== PROVIDED RECORDS

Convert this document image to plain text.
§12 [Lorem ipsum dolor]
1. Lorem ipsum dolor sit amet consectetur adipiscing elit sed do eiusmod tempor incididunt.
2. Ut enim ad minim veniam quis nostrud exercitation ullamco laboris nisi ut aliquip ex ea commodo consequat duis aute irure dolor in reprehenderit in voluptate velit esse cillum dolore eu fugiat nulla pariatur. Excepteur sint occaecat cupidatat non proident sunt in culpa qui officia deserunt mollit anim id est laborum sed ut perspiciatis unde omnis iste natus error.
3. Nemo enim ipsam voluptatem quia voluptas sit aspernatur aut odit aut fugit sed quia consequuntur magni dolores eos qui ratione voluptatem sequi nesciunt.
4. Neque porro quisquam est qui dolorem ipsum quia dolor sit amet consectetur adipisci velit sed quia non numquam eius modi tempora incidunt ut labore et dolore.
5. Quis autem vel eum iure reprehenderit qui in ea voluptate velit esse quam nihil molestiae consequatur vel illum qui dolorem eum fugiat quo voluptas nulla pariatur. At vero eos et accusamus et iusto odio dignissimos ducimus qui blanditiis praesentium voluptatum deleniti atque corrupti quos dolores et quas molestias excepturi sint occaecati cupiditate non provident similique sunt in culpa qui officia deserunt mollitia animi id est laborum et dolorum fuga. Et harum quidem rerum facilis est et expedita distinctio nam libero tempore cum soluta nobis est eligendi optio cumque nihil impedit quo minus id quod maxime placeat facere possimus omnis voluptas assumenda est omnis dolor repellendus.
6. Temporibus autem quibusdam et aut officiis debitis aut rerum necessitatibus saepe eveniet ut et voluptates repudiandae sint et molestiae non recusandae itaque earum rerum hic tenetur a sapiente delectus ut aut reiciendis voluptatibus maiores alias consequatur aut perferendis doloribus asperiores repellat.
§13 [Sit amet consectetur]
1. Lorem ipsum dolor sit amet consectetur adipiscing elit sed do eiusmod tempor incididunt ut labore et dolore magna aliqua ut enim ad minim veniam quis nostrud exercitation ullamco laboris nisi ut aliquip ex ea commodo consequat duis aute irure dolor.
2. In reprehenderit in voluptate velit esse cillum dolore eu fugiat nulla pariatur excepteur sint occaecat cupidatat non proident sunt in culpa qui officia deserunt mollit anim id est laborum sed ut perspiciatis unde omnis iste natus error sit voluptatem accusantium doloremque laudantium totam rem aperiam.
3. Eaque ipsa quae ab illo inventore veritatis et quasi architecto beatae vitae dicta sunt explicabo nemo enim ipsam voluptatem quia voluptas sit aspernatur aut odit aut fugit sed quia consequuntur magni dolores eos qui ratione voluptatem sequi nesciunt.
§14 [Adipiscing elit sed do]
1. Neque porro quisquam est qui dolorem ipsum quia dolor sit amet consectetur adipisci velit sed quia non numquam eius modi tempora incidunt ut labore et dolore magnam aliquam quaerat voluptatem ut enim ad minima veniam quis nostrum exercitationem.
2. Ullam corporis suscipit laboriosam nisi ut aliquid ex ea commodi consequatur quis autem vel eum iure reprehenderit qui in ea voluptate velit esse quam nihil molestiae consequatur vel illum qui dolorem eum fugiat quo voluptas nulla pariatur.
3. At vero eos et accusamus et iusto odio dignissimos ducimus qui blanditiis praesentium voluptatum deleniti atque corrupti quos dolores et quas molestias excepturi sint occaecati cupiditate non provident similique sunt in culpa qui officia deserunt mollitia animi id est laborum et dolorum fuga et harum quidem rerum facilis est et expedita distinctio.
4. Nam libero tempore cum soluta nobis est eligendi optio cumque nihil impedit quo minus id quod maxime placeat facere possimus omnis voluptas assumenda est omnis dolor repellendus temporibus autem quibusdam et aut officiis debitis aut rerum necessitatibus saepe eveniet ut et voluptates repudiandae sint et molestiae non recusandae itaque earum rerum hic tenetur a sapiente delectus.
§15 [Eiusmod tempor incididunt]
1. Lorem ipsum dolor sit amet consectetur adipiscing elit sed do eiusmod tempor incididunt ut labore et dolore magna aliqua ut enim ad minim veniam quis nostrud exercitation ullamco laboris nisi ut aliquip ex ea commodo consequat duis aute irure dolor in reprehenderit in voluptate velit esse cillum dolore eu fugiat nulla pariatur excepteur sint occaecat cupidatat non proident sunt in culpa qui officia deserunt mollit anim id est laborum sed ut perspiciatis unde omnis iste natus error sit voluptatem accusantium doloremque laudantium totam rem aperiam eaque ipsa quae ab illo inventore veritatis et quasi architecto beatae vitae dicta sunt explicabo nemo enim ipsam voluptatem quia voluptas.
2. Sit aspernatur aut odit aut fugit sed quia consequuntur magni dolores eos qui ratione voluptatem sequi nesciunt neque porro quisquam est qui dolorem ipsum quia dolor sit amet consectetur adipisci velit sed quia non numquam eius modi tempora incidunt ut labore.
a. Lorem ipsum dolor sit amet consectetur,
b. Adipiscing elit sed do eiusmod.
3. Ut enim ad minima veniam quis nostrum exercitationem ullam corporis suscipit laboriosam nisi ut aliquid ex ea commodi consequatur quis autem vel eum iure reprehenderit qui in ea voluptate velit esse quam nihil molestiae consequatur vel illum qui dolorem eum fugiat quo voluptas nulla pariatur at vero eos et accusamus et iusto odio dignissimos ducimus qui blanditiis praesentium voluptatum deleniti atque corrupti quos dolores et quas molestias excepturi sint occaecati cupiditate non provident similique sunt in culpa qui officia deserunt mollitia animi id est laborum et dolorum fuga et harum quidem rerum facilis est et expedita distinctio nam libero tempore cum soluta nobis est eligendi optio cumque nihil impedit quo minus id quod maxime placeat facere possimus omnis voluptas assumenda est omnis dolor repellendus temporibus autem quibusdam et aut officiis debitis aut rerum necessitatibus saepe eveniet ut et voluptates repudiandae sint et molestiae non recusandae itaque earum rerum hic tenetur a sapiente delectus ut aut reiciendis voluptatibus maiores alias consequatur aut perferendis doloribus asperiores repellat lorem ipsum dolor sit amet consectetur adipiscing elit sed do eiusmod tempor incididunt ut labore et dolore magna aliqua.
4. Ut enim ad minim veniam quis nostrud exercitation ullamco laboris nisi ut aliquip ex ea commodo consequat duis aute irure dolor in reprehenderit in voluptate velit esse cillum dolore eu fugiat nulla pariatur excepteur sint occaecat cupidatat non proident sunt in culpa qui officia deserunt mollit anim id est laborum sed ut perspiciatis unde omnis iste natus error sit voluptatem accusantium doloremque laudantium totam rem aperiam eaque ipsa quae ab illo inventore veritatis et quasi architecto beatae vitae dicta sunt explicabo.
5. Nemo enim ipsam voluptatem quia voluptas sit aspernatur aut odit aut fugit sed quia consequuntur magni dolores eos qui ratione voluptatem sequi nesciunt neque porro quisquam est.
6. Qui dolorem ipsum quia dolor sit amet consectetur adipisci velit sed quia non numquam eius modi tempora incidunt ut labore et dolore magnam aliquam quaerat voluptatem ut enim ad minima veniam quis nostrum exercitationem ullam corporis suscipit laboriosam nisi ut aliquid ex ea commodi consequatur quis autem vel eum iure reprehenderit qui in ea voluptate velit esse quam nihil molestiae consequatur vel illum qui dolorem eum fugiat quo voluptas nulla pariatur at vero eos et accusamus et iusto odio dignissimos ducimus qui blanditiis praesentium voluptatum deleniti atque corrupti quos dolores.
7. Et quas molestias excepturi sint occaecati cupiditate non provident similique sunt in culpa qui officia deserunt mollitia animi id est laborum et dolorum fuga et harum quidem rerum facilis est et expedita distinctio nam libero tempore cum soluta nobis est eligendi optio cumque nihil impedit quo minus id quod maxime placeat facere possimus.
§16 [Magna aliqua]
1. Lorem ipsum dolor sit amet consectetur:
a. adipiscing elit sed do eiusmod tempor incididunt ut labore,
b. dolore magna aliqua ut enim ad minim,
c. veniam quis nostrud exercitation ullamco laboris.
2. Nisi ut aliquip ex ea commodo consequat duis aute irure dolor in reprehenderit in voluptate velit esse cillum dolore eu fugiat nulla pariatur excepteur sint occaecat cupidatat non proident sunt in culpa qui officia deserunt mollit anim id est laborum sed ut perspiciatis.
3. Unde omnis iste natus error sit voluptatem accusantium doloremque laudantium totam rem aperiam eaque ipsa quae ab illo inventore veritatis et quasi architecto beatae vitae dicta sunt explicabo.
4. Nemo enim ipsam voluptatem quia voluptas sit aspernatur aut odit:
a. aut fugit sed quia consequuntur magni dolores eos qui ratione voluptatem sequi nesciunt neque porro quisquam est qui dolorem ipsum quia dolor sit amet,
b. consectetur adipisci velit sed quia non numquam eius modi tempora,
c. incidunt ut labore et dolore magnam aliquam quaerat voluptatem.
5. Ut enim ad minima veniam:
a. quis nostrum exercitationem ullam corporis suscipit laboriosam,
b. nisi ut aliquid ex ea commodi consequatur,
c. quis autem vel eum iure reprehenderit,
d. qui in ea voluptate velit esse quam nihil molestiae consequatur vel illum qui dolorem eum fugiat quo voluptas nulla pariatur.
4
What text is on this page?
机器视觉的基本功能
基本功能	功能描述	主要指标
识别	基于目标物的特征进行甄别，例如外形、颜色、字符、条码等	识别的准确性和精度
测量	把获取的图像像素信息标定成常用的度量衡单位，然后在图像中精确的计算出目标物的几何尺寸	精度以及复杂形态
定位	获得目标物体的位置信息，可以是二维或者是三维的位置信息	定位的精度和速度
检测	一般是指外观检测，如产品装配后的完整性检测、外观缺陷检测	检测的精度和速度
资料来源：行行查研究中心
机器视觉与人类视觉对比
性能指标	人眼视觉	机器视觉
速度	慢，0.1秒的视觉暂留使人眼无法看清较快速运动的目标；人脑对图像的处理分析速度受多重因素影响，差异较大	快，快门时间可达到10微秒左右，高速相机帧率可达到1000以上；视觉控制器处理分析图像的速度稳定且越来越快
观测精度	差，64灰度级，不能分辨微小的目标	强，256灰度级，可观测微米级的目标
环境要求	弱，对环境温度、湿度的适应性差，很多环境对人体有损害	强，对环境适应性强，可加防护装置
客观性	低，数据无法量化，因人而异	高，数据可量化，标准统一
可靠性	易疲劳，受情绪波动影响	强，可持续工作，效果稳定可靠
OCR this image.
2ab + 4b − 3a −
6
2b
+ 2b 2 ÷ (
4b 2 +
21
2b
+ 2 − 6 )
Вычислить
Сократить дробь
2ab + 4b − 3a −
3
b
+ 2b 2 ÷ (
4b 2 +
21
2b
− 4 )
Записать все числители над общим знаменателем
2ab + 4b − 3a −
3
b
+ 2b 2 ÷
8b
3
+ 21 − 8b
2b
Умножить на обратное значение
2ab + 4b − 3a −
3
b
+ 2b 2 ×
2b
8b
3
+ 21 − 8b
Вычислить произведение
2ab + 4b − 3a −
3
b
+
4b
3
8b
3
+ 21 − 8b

====

(WHAT IS BEING ASKED):
Beginning at the line where "OCR this image." appears, extract each line through the end of the data above; keep them exact and include nothing else.

(OUTPUT):
OCR this image.
2ab + 4b − 3a −
6
2b
+ 2b 2 ÷ (
4b 2 +
21
2b
+ 2 − 6 )
Вычислить
Сократить дробь
2ab + 4b − 3a −
3
b
+ 2b 2 ÷ (
4b 2 +
21
2b
− 4 )
Записать все числители над общим знаменателем
2ab + 4b − 3a −
3
b
+ 2b 2 ÷
8b
3
+ 21 − 8b
2b
Умножить на обратное значение
2ab + 4b − 3a −
3
b
+ 2b 2 ×
2b
8b
3
+ 21 − 8b
Вычислить произведение
2ab + 4b − 3a −
3
b
+
4b
3
8b
3
+ 21 − 8b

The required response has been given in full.